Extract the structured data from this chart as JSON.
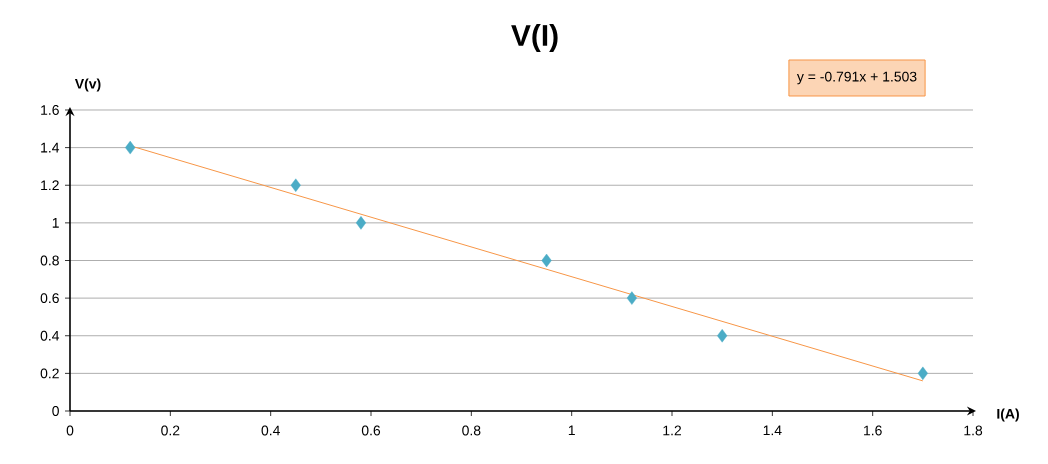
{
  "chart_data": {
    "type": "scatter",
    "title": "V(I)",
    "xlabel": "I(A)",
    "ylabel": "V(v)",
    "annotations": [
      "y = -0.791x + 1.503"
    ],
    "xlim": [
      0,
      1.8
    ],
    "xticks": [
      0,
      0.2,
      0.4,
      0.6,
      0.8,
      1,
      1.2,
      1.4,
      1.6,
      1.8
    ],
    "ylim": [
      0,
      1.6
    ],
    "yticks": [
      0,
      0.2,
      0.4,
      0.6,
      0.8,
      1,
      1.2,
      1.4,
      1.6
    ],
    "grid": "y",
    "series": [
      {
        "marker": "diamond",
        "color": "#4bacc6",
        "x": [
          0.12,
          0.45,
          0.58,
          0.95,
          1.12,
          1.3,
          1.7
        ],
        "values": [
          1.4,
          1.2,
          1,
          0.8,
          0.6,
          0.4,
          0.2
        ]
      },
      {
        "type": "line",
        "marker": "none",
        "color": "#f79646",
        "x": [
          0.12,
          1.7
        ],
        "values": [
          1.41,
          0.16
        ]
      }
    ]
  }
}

++++++

> What the task requires
Pictures don't belong in the copy. Transcribe every record exactly as it appears.

> Reply
Extract the structured data from this chart as JSON.
{
  "chart_data": {
    "type": "scatter",
    "title": "V(I)",
    "xlabel": "I(A)",
    "ylabel": "V(v)",
    "annotations": [
      "y = -0.791x + 1.503"
    ],
    "xlim": [
      0,
      1.8
    ],
    "xticks": [
      0,
      0.2,
      0.4,
      0.6,
      0.8,
      1,
      1.2,
      1.4,
      1.6,
      1.8
    ],
    "ylim": [
      0,
      1.6
    ],
    "yticks": [
      0,
      0.2,
      0.4,
      0.6,
      0.8,
      1,
      1.2,
      1.4,
      1.6
    ],
    "grid": "y",
    "series": [
      {
        "marker": "diamond",
        "color": "#4bacc6",
        "x": [
          0.12,
          0.45,
          0.58,
          0.95,
          1.12,
          1.3,
          1.7
        ],
        "values": [
          1.4,
          1.2,
          1,
          0.8,
          0.6,
          0.4,
          0.2
        ]
      },
      {
        "type": "line",
        "marker": "none",
        "color": "#f79646",
        "x": [
          0.12,
          1.7
        ],
        "values": [
          1.41,
          0.16
        ]
      }
    ]
  }
}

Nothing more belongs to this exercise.